Input for this task

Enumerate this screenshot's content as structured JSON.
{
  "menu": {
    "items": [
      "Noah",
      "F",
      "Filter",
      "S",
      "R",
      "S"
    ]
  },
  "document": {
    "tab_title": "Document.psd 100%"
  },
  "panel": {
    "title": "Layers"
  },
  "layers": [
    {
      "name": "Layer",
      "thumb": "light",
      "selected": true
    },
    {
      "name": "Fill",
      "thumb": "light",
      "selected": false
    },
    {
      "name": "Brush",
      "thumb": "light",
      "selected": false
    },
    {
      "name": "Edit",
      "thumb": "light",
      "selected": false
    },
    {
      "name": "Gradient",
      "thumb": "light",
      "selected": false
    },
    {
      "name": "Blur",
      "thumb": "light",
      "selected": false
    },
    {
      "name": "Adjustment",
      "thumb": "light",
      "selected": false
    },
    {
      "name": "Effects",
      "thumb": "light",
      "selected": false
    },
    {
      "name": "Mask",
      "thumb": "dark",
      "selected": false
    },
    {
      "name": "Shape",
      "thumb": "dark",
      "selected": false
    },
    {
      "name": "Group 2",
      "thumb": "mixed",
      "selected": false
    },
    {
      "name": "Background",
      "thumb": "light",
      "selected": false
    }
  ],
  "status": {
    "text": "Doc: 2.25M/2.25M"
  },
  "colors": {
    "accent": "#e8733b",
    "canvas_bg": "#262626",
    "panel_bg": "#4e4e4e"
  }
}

Task goal
Your task is to extract all of the records exactly.

Completed exercise
Enumerate this screenshot's content as structured JSON.
{
  "menu": {
    "items": [
      "Noah",
      "F",
      "Filter",
      "S",
      "R",
      "S"
    ]
  },
  "document": {
    "tab_title": "Document.psd 100%"
  },
  "panel": {
    "title": "Layers"
  },
  "layers": [
    {
      "name": "Layer",
      "thumb": "light",
      "selected": true
    },
    {
      "name": "Fill",
      "thumb": "light",
      "selected": false
    },
    {
      "name": "Brush",
      "thumb": "light",
      "selected": false
    },
    {
      "name": "Edit",
      "thumb": "light",
      "selected": false
    },
    {
      "name": "Gradient",
      "thumb": "light",
      "selected": false
    },
    {
      "name": "Blur",
      "thumb": "light",
      "selected": false
    },
    {
      "name": "Adjustment",
      "thumb": "light",
      "selected": false
    },
    {
      "name": "Effects",
      "thumb": "light",
      "selected": false
    },
    {
      "name": "Mask",
      "thumb": "dark",
      "selected": false
    },
    {
      "name": "Shape",
      "thumb": "dark",
      "selected": false
    },
    {
      "name": "Group 2",
      "thumb": "mixed",
      "selected": false
    },
    {
      "name": "Background",
      "thumb": "light",
      "selected": false
    }
  ],
  "status": {
    "text": "Doc: 2.25M/2.25M"
  },
  "colors": {
    "accent": "#e8733b",
    "canvas_bg": "#262626",
    "panel_bg": "#4e4e4e"
  }
}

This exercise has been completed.